◆ **PROBLEM STATEMENT**
Reproduce each line exactly. Skip none.

◆ **DATA FOR THIS TASK**
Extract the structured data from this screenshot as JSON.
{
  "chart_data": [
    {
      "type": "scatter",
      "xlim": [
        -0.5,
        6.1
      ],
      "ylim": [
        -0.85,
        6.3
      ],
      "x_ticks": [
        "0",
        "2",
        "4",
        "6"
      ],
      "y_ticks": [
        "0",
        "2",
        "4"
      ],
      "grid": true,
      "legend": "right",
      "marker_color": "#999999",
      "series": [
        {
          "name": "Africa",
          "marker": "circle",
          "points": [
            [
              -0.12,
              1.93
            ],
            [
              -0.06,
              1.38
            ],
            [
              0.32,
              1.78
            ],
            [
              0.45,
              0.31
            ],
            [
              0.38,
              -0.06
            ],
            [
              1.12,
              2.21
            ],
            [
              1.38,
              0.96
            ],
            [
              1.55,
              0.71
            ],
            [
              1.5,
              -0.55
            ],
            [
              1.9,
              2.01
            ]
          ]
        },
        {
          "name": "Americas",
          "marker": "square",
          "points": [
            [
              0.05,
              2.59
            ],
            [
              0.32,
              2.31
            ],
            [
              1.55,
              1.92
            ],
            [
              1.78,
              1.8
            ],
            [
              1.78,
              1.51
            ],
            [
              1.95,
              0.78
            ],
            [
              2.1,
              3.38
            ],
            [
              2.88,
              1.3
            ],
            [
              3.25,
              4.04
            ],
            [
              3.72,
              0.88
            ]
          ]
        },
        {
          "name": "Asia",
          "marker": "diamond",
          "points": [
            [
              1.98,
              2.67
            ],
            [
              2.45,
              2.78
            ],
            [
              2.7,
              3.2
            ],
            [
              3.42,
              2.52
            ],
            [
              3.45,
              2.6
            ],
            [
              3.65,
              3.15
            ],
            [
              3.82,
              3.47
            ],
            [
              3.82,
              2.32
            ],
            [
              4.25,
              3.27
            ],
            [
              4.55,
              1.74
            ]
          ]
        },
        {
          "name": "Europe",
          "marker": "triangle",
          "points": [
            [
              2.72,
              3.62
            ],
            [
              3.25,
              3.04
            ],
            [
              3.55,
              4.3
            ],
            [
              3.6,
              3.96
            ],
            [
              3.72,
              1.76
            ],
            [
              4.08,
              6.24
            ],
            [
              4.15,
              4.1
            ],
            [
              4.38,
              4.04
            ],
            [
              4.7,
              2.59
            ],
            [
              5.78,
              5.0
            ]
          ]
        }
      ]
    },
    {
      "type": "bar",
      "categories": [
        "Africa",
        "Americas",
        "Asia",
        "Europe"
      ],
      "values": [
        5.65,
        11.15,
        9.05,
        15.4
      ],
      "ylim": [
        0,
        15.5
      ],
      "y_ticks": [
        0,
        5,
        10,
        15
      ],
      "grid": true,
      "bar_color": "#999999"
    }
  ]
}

◆ **WRITTEN ANSWER**
Extract the structured data from this screenshot as JSON.
{
  "chart_data": [
    {
      "type": "scatter",
      "xlim": [
        -0.5,
        6.1
      ],
      "ylim": [
        -0.85,
        6.3
      ],
      "x_ticks": [
        "0",
        "2",
        "4",
        "6"
      ],
      "y_ticks": [
        "0",
        "2",
        "4"
      ],
      "grid": true,
      "legend": "right",
      "marker_color": "#999999",
      "series": [
        {
          "name": "Africa",
          "marker": "circle",
          "points": [
            [
              -0.12,
              1.93
            ],
            [
              -0.06,
              1.38
            ],
            [
              0.32,
              1.78
            ],
            [
              0.45,
              0.31
            ],
            [
              0.38,
              -0.06
            ],
            [
              1.12,
              2.21
            ],
            [
              1.38,
              0.96
            ],
            [
              1.55,
              0.71
            ],
            [
              1.5,
              -0.55
            ],
            [
              1.9,
              2.01
            ]
          ]
        },
        {
          "name": "Americas",
          "marker": "square",
          "points": [
            [
              0.05,
              2.59
            ],
            [
              0.32,
              2.31
            ],
            [
              1.55,
              1.92
            ],
            [
              1.78,
              1.8
            ],
            [
              1.78,
              1.51
            ],
            [
              1.95,
              0.78
            ],
            [
              2.1,
              3.38
            ],
            [
              2.88,
              1.3
            ],
            [
              3.25,
              4.04
            ],
            [
              3.72,
              0.88
            ]
          ]
        },
        {
          "name": "Asia",
          "marker": "diamond",
          "points": [
            [
              1.98,
              2.67
            ],
            [
              2.45,
              2.78
            ],
            [
              2.7,
              3.2
            ],
            [
              3.42,
              2.52
            ],
            [
              3.45,
              2.6
            ],
            [
              3.65,
              3.15
            ],
            [
              3.82,
              3.47
            ],
            [
              3.82,
              2.32
            ],
            [
              4.25,
              3.27
            ],
            [
              4.55,
              1.74
            ]
          ]
        },
        {
          "name": "Europe",
          "marker": "triangle",
          "points": [
            [
              2.72,
              3.62
            ],
            [
              3.25,
              3.04
            ],
            [
              3.55,
              4.3
            ],
            [
              3.6,
              3.96
            ],
            [
              3.72,
              1.76
            ],
            [
              4.08,
              6.24
            ],
            [
              4.15,
              4.1
            ],
            [
              4.38,
              4.04
            ],
            [
              4.7,
              2.59
            ],
            [
              5.78,
              5.0
            ]
          ]
        }
      ]
    },
    {
      "type": "bar",
      "categories": [
        "Africa",
        "Americas",
        "Asia",
        "Europe"
      ],
      "values": [
        5.65,
        11.15,
        9.05,
        15.4
      ],
      "ylim": [
        0,
        15.5
      ],
      "y_ticks": [
        0,
        5,
        10,
        15
      ],
      "grid": true,
      "bar_color": "#999999"
    }
  ]
}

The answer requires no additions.